<<<<
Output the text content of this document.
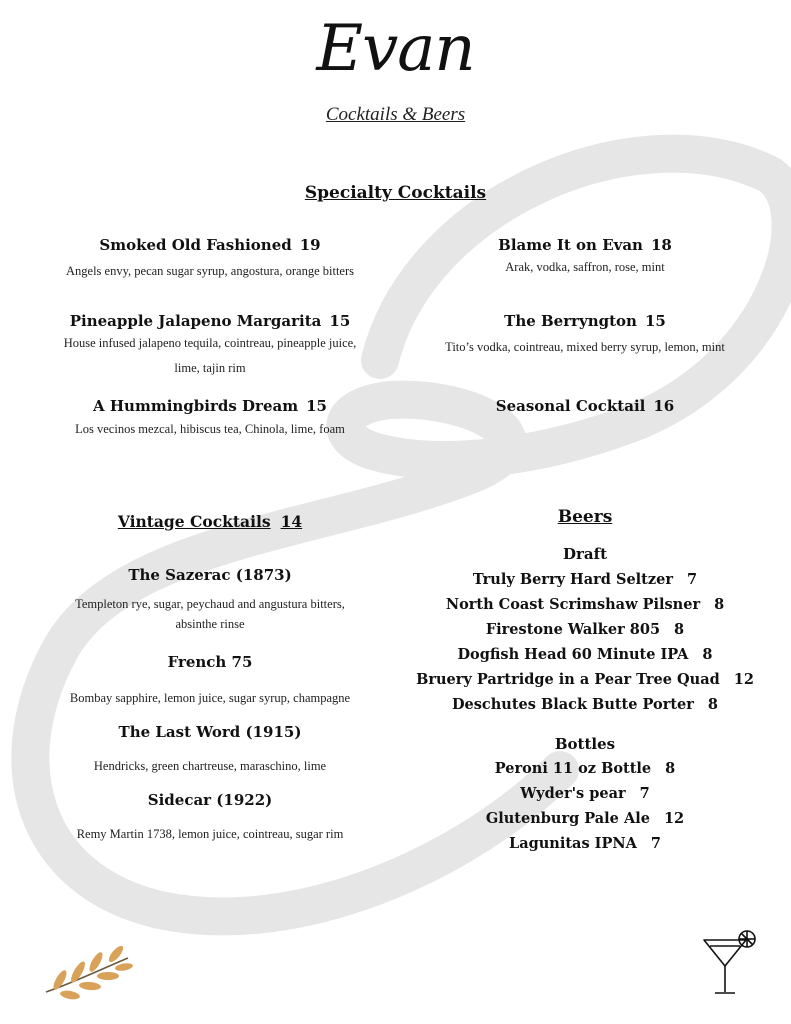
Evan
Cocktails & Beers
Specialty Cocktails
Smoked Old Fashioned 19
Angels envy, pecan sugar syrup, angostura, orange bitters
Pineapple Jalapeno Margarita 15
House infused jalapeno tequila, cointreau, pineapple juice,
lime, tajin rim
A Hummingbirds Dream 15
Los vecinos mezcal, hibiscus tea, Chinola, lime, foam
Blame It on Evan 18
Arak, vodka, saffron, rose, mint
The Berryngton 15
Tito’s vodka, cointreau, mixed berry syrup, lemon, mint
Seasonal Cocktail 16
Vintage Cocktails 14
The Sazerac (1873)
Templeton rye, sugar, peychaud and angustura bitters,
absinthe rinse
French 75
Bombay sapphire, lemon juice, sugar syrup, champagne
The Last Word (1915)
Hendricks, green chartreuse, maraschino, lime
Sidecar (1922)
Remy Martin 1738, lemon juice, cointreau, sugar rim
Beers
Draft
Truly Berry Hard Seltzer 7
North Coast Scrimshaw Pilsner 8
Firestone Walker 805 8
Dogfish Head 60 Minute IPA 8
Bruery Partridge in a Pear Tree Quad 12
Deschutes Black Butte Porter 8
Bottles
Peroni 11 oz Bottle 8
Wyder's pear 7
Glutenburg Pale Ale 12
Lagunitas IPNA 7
>>>>
<<<<
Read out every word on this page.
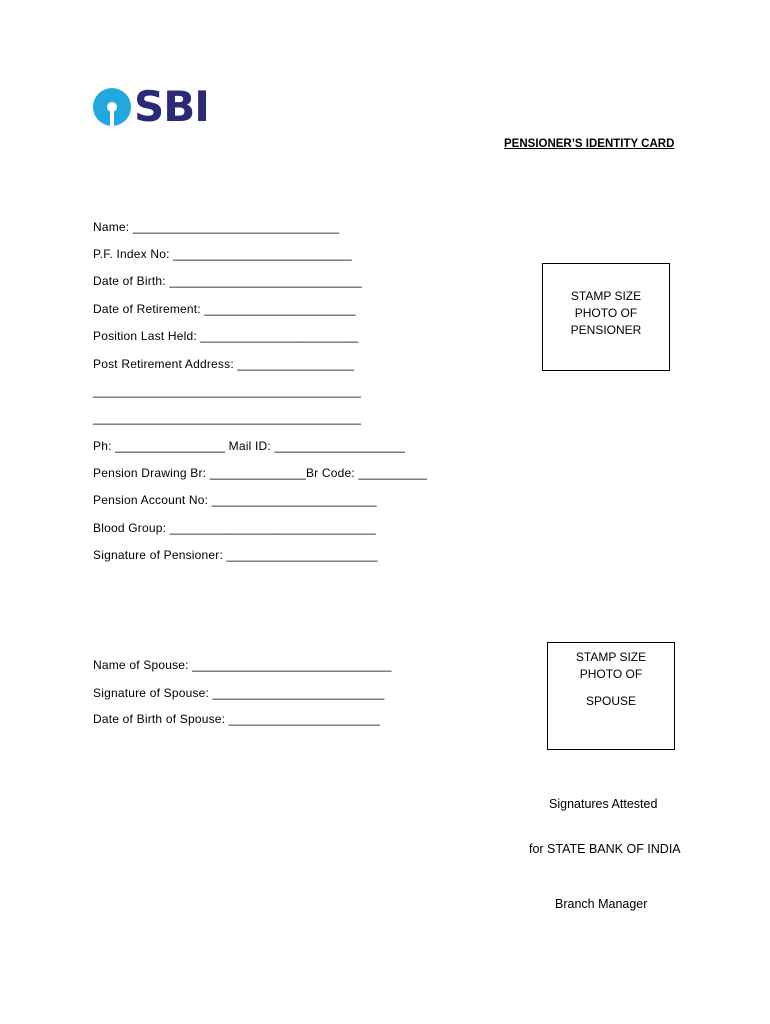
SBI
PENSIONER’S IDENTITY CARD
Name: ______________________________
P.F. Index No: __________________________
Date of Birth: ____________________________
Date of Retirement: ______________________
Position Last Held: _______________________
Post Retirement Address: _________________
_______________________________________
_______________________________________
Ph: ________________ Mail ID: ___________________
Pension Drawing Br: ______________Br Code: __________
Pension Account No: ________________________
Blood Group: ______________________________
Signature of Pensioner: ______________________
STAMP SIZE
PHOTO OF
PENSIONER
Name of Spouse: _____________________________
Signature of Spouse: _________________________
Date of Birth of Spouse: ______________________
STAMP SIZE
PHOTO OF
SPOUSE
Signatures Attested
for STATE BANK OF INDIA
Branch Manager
>>>>
Read the entries and select each line where the word "Retirement" is found.

Date of Retirement: ______________________
Post Retirement Address: _________________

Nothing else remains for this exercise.